- The problem:
Extract all of the data and reproduce it precisely.

Stored entries:
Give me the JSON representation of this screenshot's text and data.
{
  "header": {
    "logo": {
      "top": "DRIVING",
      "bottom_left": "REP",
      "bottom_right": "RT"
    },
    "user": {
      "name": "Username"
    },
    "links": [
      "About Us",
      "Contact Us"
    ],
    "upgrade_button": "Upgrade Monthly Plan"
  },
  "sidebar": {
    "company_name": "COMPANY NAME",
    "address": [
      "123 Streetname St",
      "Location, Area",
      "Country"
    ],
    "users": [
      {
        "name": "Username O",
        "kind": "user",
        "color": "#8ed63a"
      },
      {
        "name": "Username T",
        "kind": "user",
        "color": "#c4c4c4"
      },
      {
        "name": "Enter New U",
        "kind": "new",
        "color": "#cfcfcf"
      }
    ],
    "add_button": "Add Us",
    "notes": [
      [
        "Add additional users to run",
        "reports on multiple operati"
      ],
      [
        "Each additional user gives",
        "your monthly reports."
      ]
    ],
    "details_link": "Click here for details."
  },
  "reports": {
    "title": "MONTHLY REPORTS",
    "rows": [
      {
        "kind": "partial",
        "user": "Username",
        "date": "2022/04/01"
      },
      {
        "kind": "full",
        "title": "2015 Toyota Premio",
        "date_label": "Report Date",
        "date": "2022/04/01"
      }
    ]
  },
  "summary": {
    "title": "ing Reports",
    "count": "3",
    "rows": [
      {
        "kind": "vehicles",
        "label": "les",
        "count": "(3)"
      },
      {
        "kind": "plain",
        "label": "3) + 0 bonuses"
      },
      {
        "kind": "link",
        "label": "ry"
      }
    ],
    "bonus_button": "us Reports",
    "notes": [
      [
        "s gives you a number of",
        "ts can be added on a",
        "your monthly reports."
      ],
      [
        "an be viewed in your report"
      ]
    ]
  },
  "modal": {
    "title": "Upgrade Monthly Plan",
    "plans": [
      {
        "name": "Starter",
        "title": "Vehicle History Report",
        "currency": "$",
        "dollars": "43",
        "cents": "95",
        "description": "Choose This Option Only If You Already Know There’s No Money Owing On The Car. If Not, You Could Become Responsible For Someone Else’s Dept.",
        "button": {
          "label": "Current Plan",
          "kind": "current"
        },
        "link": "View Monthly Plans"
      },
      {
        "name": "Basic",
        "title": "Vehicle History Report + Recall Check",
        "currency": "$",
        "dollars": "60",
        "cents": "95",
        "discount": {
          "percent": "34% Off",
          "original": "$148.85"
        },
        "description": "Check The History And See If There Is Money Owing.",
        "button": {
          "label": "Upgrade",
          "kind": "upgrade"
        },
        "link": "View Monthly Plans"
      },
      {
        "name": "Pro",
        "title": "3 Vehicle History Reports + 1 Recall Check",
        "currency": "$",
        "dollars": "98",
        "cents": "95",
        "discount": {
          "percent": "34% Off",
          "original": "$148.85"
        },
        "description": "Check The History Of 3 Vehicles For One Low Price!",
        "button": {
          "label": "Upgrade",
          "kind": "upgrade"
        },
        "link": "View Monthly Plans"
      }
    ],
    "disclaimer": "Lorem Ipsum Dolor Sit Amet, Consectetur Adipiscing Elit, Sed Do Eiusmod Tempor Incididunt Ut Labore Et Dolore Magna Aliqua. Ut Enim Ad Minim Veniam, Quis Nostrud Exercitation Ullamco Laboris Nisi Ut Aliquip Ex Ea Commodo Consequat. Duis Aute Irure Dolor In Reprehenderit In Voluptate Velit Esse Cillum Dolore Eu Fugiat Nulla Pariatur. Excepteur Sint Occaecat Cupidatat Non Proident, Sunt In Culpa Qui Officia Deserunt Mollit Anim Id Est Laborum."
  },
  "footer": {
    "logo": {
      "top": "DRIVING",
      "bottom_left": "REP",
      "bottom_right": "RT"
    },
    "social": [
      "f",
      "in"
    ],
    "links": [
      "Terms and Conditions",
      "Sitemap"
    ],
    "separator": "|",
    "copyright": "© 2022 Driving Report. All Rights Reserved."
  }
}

- Task output:
Give me the JSON representation of this screenshot's text and data.
{
  "header": {
    "logo": {
      "top": "DRIVING",
      "bottom_left": "REP",
      "bottom_right": "RT"
    },
    "user": {
      "name": "Username"
    },
    "links": [
      "About Us",
      "Contact Us"
    ],
    "upgrade_button": "Upgrade Monthly Plan"
  },
  "sidebar": {
    "company_name": "COMPANY NAME",
    "address": [
      "123 Streetname St",
      "Location, Area",
      "Country"
    ],
    "users": [
      {
        "name": "Username O",
        "kind": "user",
        "color": "#8ed63a"
      },
      {
        "name": "Username T",
        "kind": "user",
        "color": "#c4c4c4"
      },
      {
        "name": "Enter New U",
        "kind": "new",
        "color": "#cfcfcf"
      }
    ],
    "add_button": "Add Us",
    "notes": [
      [
        "Add additional users to run",
        "reports on multiple operati"
      ],
      [
        "Each additional user gives",
        "your monthly reports."
      ]
    ],
    "details_link": "Click here for details."
  },
  "reports": {
    "title": "MONTHLY REPORTS",
    "rows": [
      {
        "kind": "partial",
        "user": "Username",
        "date": "2022/04/01"
      },
      {
        "kind": "full",
        "title": "2015 Toyota Premio",
        "date_label": "Report Date",
        "date": "2022/04/01"
      }
    ]
  },
  "summary": {
    "title": "ing Reports",
    "count": "3",
    "rows": [
      {
        "kind": "vehicles",
        "label": "les",
        "count": "(3)"
      },
      {
        "kind": "plain",
        "label": "3) + 0 bonuses"
      },
      {
        "kind": "link",
        "label": "ry"
      }
    ],
    "bonus_button": "us Reports",
    "notes": [
      [
        "s gives you a number of",
        "ts can be added on a",
        "your monthly reports."
      ],
      [
        "an be viewed in your report"
      ]
    ]
  },
  "modal": {
    "title": "Upgrade Monthly Plan",
    "plans": [
      {
        "name": "Starter",
        "title": "Vehicle History Report",
        "currency": "$",
        "dollars": "43",
        "cents": "95",
        "description": "Choose This Option Only If You Already Know There’s No Money Owing On The Car. If Not, You Could Become Responsible For Someone Else’s Dept.",
        "button": {
          "label": "Current Plan",
          "kind": "current"
        },
        "link": "View Monthly Plans"
      },
      {
        "name": "Basic",
        "title": "Vehicle History Report + Recall Check",
        "currency": "$",
        "dollars": "60",
        "cents": "95",
        "discount": {
          "percent": "34% Off",
          "original": "$148.85"
        },
        "description": "Check The History And See If There Is Money Owing.",
        "button": {
          "label": "Upgrade",
          "kind": "upgrade"
        },
        "link": "View Monthly Plans"
      },
      {
        "name": "Pro",
        "title": "3 Vehicle History Reports + 1 Recall Check",
        "currency": "$",
        "dollars": "98",
        "cents": "95",
        "discount": {
          "percent": "34% Off",
          "original": "$148.85"
        },
        "description": "Check The History Of 3 Vehicles For One Low Price!",
        "button": {
          "label": "Upgrade",
          "kind": "upgrade"
        },
        "link": "View Monthly Plans"
      }
    ],
    "disclaimer": "Lorem Ipsum Dolor Sit Amet, Consectetur Adipiscing Elit, Sed Do Eiusmod Tempor Incididunt Ut Labore Et Dolore Magna Aliqua. Ut Enim Ad Minim Veniam, Quis Nostrud Exercitation Ullamco Laboris Nisi Ut Aliquip Ex Ea Commodo Consequat. Duis Aute Irure Dolor In Reprehenderit In Voluptate Velit Esse Cillum Dolore Eu Fugiat Nulla Pariatur. Excepteur Sint Occaecat Cupidatat Non Proident, Sunt In Culpa Qui Officia Deserunt Mollit Anim Id Est Laborum."
  },
  "footer": {
    "logo": {
      "top": "DRIVING",
      "bottom_left": "REP",
      "bottom_right": "RT"
    },
    "social": [
      "f",
      "in"
    ],
    "links": [
      "Terms and Conditions",
      "Sitemap"
    ],
    "separator": "|",
    "copyright": "© 2022 Driving Report. All Rights Reserved."
  }
}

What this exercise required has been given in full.